Task prompt >> Repeat the entries that follow verbatim, without any of their pictures.
• • • • • • •
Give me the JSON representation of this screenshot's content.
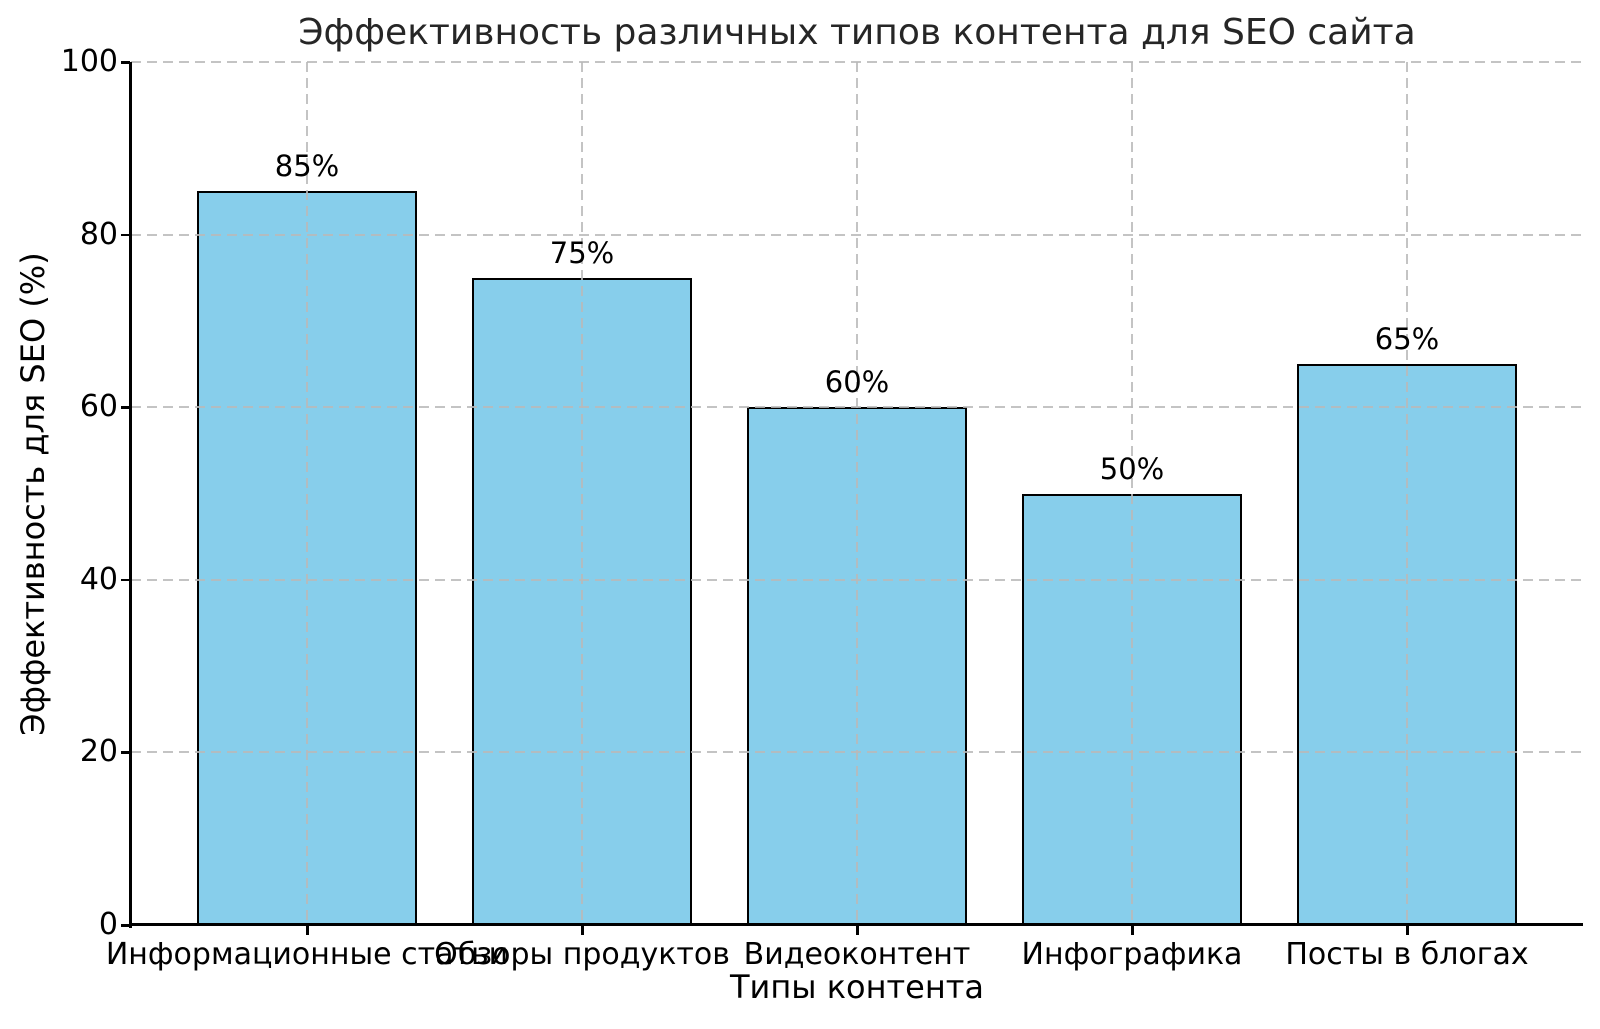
{
  "chart_data": {
    "type": "bar",
    "title": "Эффективность различных типов контента для SEO сайта",
    "xlabel": "Типы контента",
    "ylabel": "Эффективность для SEO (%)",
    "categories": [
      "Информационные статьи",
      "Обзоры продуктов",
      "Видеоконтент",
      "Инфографика",
      "Посты в блогах"
    ],
    "values": [
      85,
      75,
      60,
      50,
      65
    ],
    "bar_value_labels": [
      "85%",
      "75%",
      "60%",
      "50%",
      "65%"
    ],
    "ytick_labels": [
      "0",
      "20",
      "40",
      "60",
      "80",
      "100"
    ],
    "yticks": [
      0,
      20,
      40,
      60,
      80,
      100
    ],
    "ylim": [
      0,
      100
    ],
    "grid": "dashed, horizontal and vertical, drawn over bars",
    "legend_position": "none",
    "colors": {
      "bar_fill": "#87CEEB",
      "bar_edge": "#000000",
      "grid": "#b9b9b9",
      "title_text": "#262626",
      "text": "#000000",
      "background": "#ffffff"
    }
  }
}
• • • • • • •
Result >>
Give me the JSON representation of this screenshot's content.
{
  "chart_data": {
    "type": "bar",
    "title": "Эффективность различных типов контента для SEO сайта",
    "xlabel": "Типы контента",
    "ylabel": "Эффективность для SEO (%)",
    "categories": [
      "Информационные статьи",
      "Обзоры продуктов",
      "Видеоконтент",
      "Инфографика",
      "Посты в блогах"
    ],
    "values": [
      85,
      75,
      60,
      50,
      65
    ],
    "bar_value_labels": [
      "85%",
      "75%",
      "60%",
      "50%",
      "65%"
    ],
    "ytick_labels": [
      "0",
      "20",
      "40",
      "60",
      "80",
      "100"
    ],
    "yticks": [
      0,
      20,
      40,
      60,
      80,
      100
    ],
    "ylim": [
      0,
      100
    ],
    "grid": "dashed, horizontal and vertical, drawn over bars",
    "legend_position": "none",
    "colors": {
      "bar_fill": "#87CEEB",
      "bar_edge": "#000000",
      "grid": "#b9b9b9",
      "title_text": "#262626",
      "text": "#000000",
      "background": "#ffffff"
    }
  }
}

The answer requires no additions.